EXERCISE INSTRUCTIONS — Return all lines from the listing below in which the string "handle" occurs.

Records from a dataset:
·····
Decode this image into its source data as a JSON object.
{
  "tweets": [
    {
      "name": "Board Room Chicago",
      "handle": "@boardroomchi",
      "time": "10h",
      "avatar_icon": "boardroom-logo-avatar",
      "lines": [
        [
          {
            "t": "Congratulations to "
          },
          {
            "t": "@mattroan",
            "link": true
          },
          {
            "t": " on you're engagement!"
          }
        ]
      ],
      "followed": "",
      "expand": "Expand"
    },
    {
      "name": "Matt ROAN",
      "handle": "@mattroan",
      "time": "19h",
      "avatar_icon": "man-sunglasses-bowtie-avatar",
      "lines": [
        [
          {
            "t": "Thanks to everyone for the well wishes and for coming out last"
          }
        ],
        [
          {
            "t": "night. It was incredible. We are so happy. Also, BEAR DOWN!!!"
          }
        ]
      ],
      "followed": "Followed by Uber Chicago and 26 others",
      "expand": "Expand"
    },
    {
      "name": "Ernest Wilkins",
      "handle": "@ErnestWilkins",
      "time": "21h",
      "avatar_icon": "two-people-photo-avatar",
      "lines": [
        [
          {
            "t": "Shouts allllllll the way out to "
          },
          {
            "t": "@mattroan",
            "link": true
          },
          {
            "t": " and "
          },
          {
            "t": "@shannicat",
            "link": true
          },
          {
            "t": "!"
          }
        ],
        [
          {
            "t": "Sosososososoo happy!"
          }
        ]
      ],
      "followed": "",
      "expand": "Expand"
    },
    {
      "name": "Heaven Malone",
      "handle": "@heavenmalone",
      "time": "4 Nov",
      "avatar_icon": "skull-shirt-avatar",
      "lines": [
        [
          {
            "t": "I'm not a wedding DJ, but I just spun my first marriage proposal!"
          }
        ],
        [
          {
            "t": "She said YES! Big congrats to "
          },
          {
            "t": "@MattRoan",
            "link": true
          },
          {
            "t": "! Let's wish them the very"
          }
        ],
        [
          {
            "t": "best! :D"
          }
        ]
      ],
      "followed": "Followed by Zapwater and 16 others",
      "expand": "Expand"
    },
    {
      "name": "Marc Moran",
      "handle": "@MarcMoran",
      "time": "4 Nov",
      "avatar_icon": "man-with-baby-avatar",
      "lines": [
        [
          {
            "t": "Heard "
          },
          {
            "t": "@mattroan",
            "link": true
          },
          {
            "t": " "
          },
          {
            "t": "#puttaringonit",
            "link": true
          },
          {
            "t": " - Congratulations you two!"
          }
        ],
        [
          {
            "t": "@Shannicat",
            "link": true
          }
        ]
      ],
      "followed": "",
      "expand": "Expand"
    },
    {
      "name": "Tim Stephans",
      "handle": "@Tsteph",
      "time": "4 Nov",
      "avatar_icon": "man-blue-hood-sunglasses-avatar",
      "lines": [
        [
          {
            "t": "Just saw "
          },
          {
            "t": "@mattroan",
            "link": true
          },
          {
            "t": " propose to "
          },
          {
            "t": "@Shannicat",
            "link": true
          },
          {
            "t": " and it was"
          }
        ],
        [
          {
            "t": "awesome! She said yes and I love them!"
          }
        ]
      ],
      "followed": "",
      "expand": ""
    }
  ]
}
·····
ANSWER TO THIS EXERCISE —
      "handle": "@boardroomchi",
      "handle": "@mattroan",
      "handle": "@ErnestWilkins",
      "handle": "@heavenmalone",
      "handle": "@MarcMoran",
      "handle": "@Tsteph",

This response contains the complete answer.